Records from a collection

* * * *

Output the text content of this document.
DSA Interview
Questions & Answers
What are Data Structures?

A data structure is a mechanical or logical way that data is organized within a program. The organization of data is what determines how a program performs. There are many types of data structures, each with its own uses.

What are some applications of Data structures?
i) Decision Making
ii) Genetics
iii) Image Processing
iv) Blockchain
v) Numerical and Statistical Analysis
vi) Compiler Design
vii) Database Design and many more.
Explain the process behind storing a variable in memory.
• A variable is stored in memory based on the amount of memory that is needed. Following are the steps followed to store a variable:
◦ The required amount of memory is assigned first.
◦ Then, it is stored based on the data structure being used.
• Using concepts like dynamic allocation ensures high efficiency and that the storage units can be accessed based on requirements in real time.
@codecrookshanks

* * * *

Each record above must be given again exactly.

Output the text content of this document.
DSA Interview
Questions & Answers
What are Data Structures?

A data structure is a mechanical or logical way that data is organized within a program. The organization of data is what determines how a program performs. There are many types of data structures, each with its own uses.

What are some applications of Data structures?
i) Decision Making
ii) Genetics
iii) Image Processing
iv) Blockchain
v) Numerical and Statistical Analysis
vi) Compiler Design
vii) Database Design and many more.
Explain the process behind storing a variable in memory.
• A variable is stored in memory based on the amount of memory that is needed. Following are the steps followed to store a variable:
◦ The required amount of memory is assigned first.
◦ Then, it is stored based on the data structure being used.
• Using concepts like dynamic allocation ensures high efficiency and that the storage units can be accessed based on requirements in real time.
@codecrookshanks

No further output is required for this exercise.